Directions:
Below are entries; tally how many lines hold the string "false" and answer with only that figure.

======== Material shown

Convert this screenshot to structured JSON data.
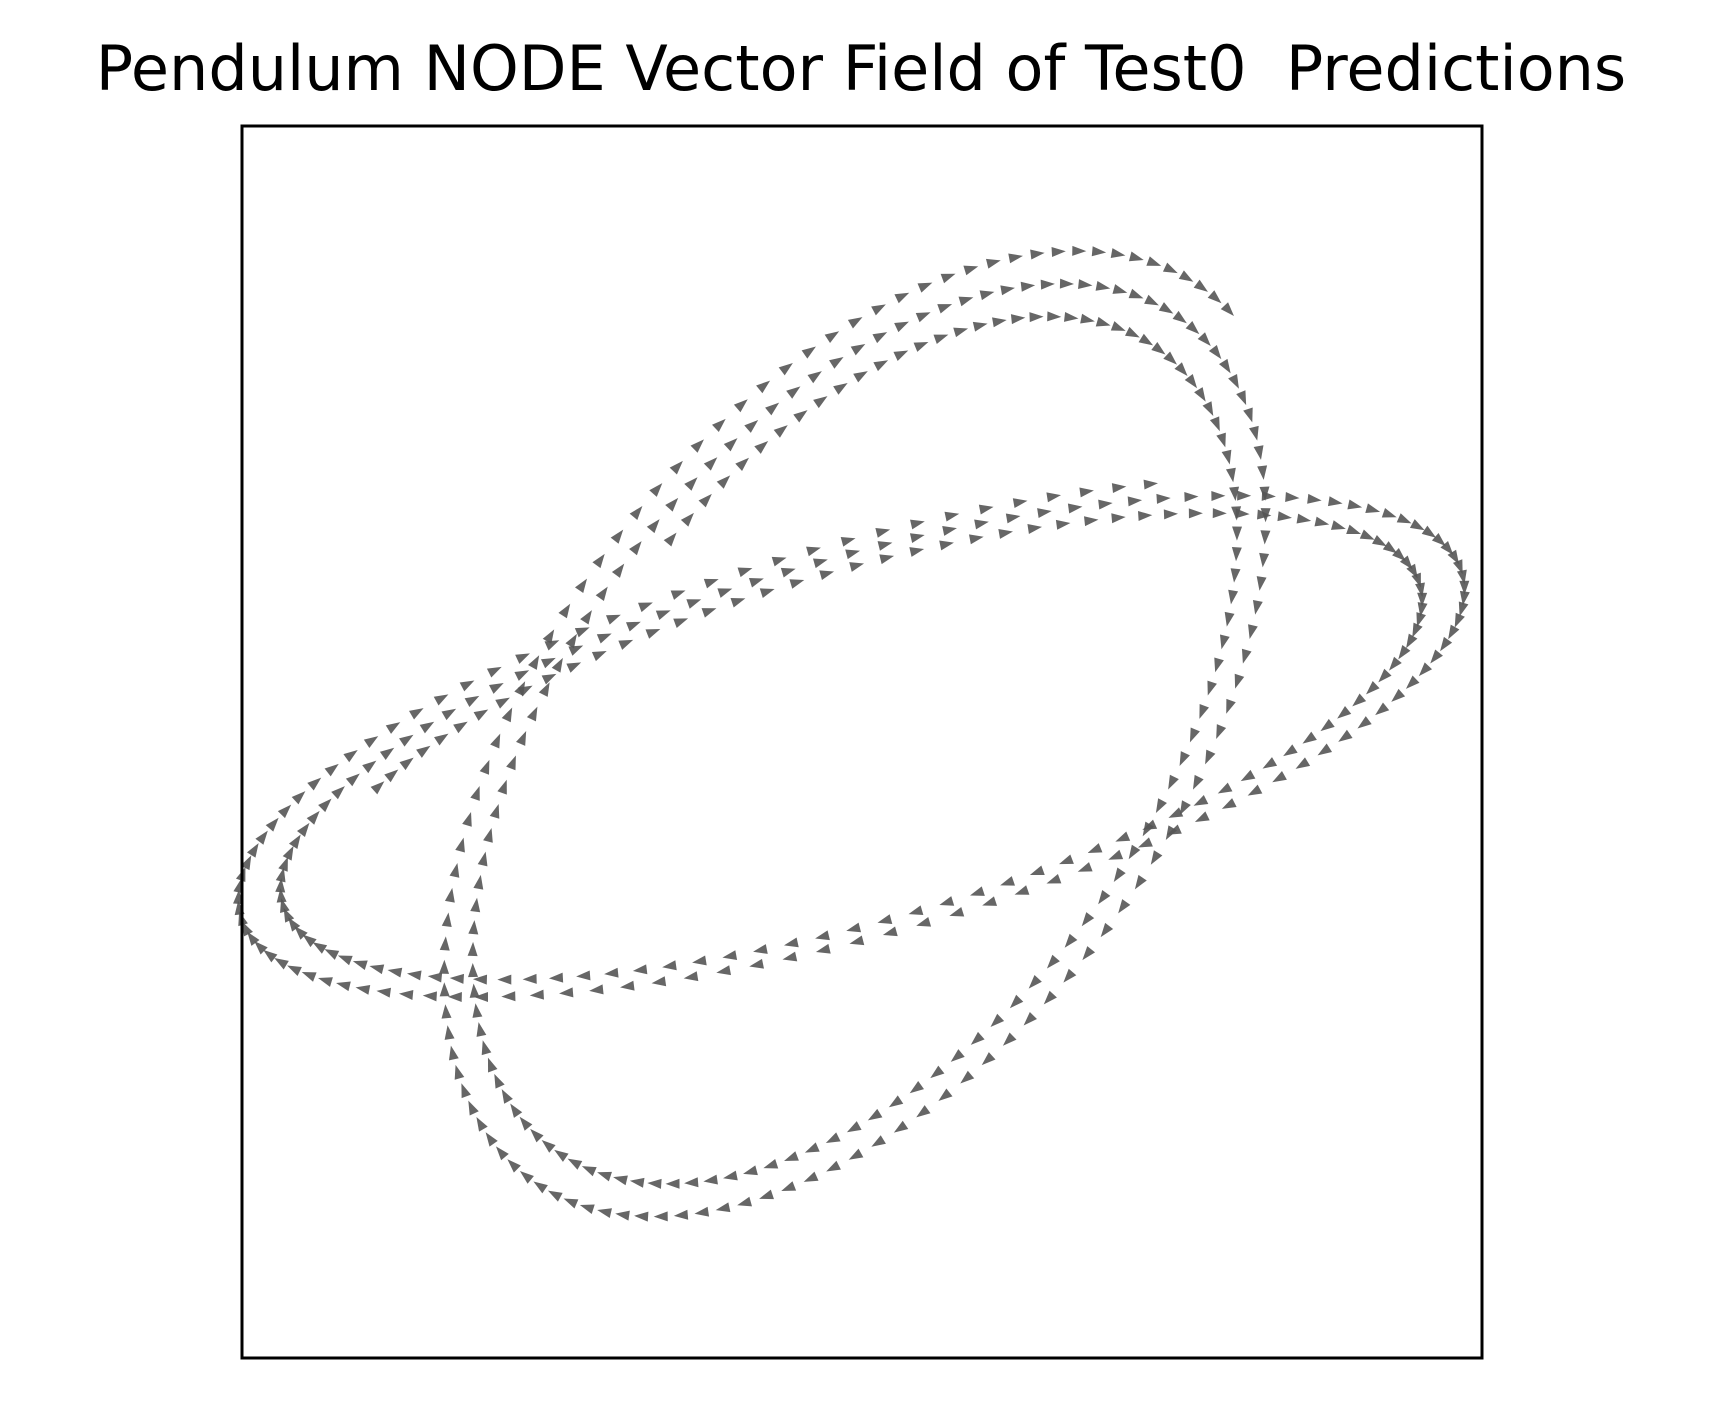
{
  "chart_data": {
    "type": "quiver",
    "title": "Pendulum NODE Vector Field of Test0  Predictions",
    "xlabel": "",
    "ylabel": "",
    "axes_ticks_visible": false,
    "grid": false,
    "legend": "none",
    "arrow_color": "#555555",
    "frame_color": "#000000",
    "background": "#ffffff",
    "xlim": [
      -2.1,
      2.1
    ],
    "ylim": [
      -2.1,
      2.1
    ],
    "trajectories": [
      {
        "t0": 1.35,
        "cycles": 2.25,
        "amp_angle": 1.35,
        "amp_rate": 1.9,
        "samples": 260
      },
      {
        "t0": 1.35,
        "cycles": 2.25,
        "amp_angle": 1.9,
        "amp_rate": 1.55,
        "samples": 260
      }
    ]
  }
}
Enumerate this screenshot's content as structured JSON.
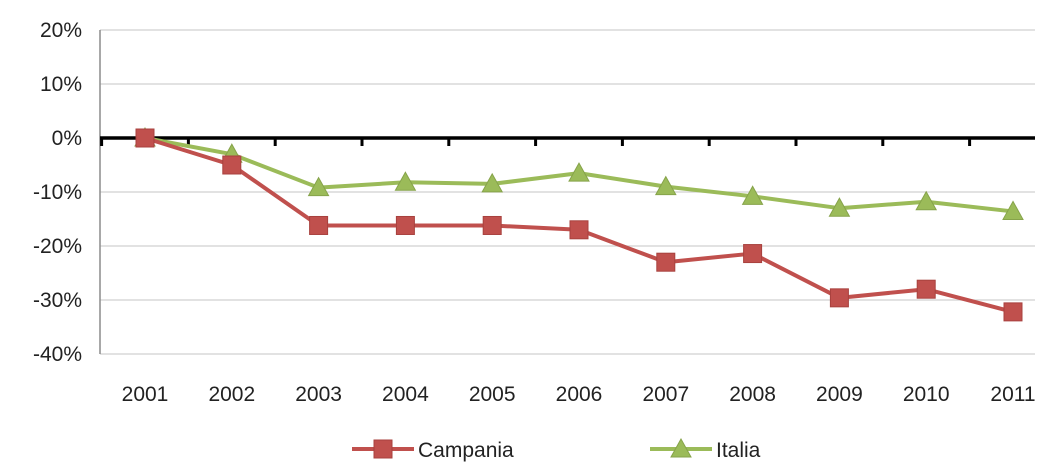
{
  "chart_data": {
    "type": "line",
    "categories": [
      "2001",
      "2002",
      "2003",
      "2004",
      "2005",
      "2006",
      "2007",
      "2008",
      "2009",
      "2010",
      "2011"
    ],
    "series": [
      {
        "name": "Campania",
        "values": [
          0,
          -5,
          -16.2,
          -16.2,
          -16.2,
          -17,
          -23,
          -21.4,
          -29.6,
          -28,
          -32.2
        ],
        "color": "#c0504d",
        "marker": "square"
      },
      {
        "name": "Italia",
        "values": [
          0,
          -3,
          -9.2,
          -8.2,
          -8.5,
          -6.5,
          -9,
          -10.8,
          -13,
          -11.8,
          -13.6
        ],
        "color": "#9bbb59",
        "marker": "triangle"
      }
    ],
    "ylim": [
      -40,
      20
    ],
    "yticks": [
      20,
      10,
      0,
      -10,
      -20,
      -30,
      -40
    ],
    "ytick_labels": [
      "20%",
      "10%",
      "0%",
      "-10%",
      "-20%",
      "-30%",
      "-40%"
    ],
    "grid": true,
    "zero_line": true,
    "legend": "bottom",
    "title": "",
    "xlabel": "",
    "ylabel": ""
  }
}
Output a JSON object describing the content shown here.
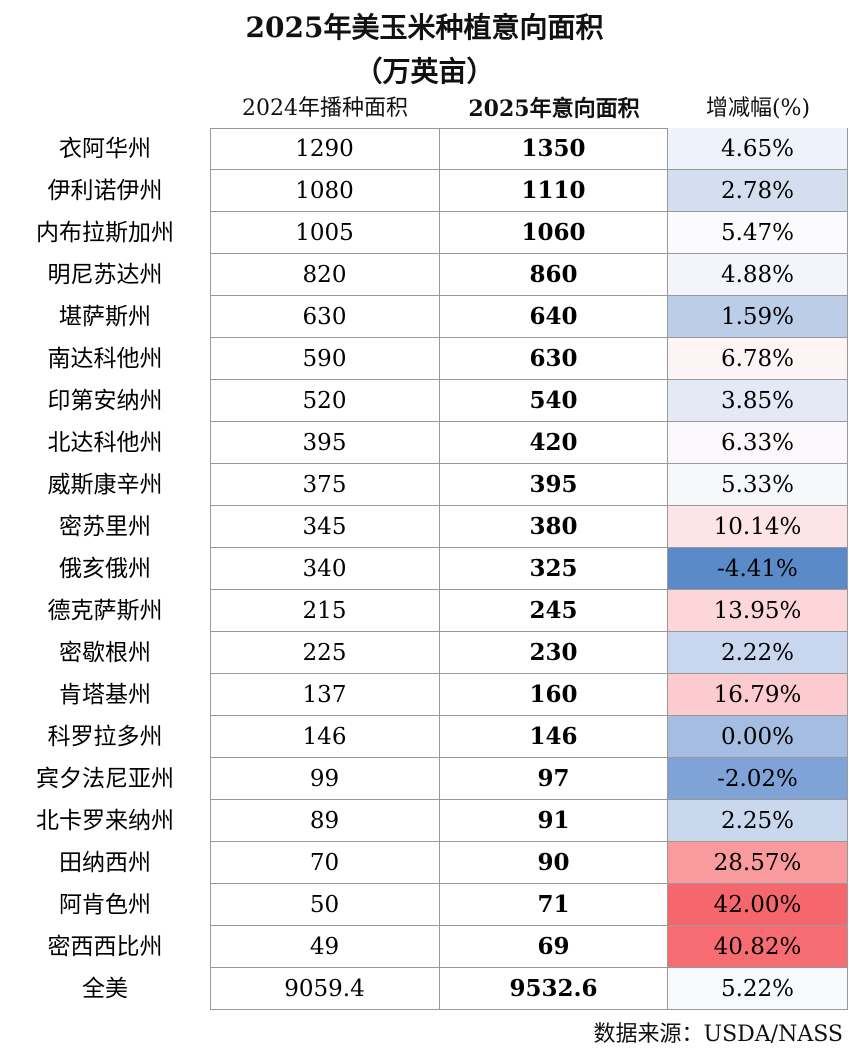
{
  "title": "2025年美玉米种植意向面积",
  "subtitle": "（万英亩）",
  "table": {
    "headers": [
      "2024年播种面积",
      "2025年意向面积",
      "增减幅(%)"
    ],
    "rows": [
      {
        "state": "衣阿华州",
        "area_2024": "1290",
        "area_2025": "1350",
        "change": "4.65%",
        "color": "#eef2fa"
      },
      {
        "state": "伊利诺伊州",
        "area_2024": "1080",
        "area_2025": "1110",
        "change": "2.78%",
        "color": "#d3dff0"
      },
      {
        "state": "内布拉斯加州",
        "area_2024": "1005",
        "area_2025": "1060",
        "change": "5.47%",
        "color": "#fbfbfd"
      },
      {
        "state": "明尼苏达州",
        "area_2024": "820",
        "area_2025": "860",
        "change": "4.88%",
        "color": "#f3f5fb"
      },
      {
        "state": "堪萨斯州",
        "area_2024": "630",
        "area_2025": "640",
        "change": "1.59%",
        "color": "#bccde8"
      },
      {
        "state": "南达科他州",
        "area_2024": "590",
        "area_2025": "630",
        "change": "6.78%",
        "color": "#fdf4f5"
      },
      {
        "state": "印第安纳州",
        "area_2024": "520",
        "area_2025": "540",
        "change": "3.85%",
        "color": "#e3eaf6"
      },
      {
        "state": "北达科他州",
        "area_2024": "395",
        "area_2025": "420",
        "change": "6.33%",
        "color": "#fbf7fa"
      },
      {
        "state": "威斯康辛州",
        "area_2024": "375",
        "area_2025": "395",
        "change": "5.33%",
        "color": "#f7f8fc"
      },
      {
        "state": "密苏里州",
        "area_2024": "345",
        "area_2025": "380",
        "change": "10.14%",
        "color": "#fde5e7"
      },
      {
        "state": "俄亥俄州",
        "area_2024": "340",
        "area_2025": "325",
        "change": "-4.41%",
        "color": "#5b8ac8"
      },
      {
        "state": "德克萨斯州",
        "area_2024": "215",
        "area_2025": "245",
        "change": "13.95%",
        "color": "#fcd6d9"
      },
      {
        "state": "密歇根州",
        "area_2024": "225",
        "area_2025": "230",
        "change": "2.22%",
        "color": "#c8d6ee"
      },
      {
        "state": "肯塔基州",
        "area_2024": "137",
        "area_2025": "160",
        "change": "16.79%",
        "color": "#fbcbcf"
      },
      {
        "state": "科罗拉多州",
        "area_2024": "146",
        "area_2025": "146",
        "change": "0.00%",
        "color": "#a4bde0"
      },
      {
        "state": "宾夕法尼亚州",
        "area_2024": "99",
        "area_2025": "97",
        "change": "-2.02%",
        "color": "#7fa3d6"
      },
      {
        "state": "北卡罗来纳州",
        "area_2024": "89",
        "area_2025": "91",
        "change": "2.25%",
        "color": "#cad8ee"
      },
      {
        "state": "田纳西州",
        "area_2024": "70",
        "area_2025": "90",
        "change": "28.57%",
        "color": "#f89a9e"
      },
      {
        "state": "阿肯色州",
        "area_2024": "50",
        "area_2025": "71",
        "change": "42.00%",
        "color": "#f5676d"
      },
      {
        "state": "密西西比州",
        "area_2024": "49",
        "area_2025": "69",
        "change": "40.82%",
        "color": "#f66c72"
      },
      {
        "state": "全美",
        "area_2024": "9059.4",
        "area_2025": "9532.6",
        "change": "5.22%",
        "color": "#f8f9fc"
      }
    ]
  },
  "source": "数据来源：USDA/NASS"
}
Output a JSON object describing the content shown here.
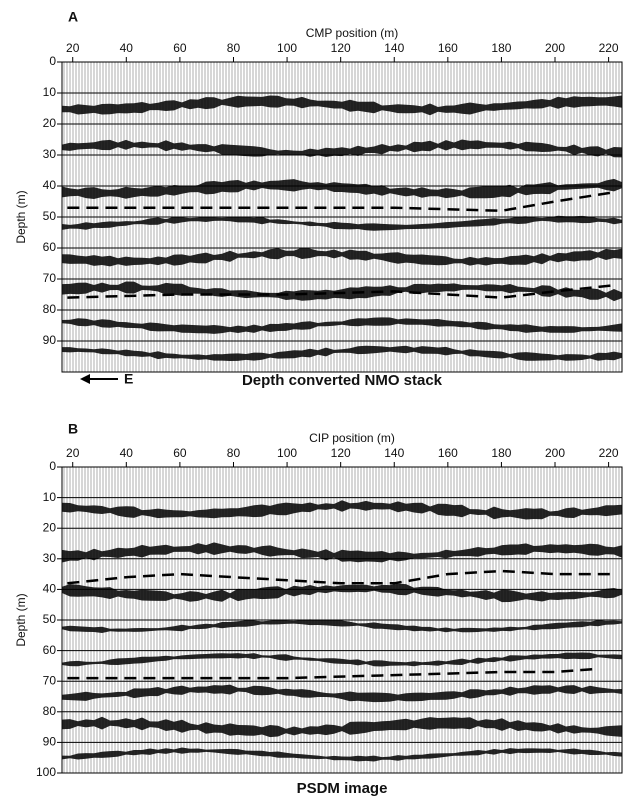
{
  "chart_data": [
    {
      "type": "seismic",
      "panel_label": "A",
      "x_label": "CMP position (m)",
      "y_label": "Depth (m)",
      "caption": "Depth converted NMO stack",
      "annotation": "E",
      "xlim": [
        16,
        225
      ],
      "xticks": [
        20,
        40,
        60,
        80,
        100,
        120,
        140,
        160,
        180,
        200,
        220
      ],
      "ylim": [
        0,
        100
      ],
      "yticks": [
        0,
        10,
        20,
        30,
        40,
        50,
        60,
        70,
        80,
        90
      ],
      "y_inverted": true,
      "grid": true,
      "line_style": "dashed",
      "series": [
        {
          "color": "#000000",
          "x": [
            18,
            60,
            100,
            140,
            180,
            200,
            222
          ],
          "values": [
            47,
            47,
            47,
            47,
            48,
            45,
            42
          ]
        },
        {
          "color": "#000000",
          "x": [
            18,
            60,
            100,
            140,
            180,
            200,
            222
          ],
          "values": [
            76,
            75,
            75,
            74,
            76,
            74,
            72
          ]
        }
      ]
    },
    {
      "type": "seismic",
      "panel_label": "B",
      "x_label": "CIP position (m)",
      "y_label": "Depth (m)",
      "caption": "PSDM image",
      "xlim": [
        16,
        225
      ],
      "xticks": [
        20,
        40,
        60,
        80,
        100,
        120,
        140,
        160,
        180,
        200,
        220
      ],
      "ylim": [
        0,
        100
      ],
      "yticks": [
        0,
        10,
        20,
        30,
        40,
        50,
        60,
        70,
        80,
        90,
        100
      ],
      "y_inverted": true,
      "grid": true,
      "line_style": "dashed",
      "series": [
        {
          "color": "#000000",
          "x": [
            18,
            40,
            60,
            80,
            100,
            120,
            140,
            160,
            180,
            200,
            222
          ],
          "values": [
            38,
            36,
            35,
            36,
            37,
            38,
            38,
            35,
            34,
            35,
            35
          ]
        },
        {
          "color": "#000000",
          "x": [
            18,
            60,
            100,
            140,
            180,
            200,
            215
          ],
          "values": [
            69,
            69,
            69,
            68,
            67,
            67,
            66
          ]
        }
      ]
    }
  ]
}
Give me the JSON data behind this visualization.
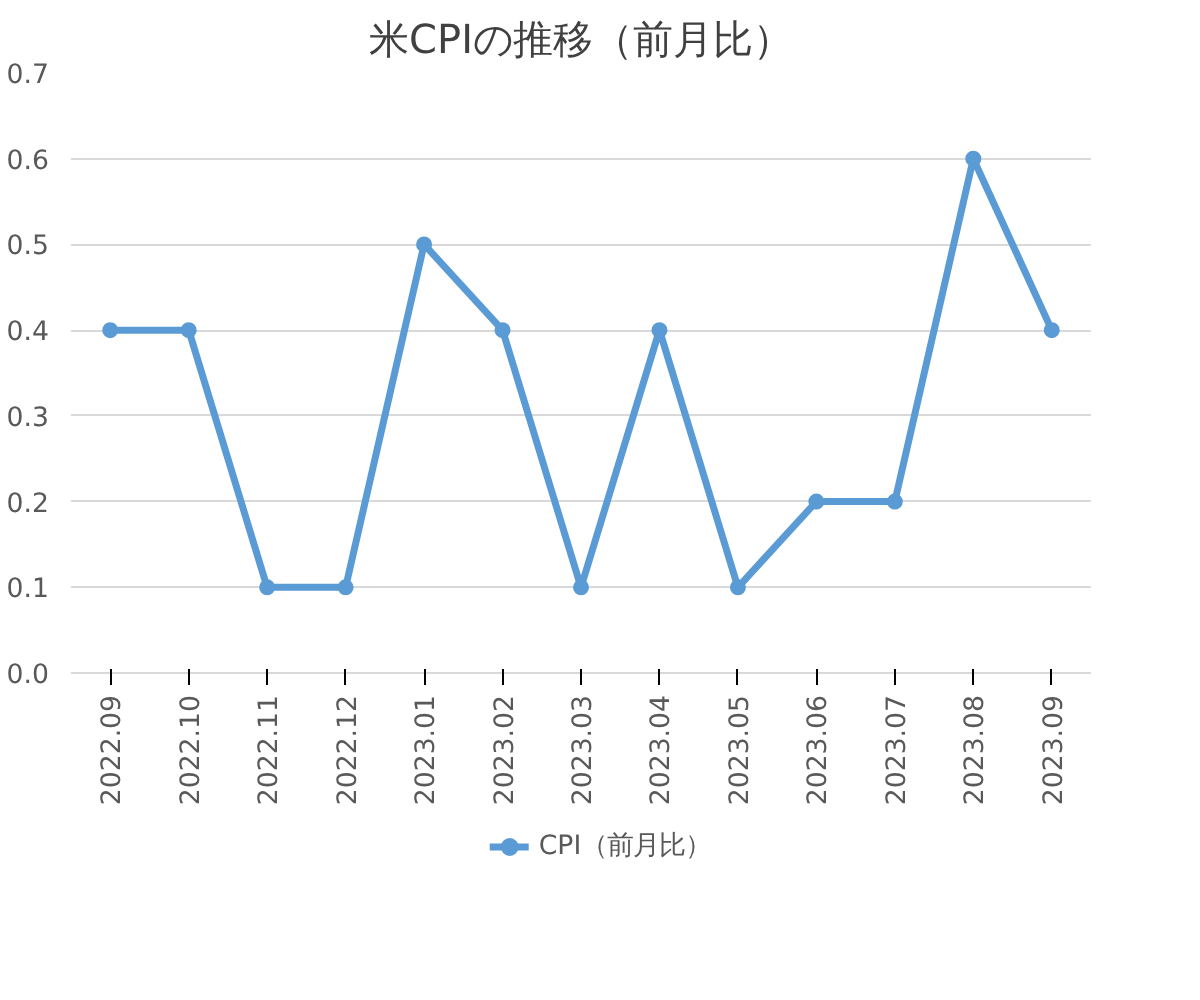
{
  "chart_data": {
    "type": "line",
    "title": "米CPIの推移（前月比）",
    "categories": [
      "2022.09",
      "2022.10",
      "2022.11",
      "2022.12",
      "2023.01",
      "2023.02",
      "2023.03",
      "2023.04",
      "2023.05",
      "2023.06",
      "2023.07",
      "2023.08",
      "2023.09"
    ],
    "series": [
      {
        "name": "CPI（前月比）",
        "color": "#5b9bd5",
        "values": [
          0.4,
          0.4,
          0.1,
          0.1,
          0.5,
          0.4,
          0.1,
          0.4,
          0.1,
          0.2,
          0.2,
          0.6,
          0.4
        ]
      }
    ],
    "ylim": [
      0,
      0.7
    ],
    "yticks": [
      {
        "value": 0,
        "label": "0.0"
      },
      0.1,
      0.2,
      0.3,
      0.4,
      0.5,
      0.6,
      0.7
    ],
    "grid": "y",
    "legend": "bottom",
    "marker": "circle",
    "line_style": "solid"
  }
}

================

Result below:
2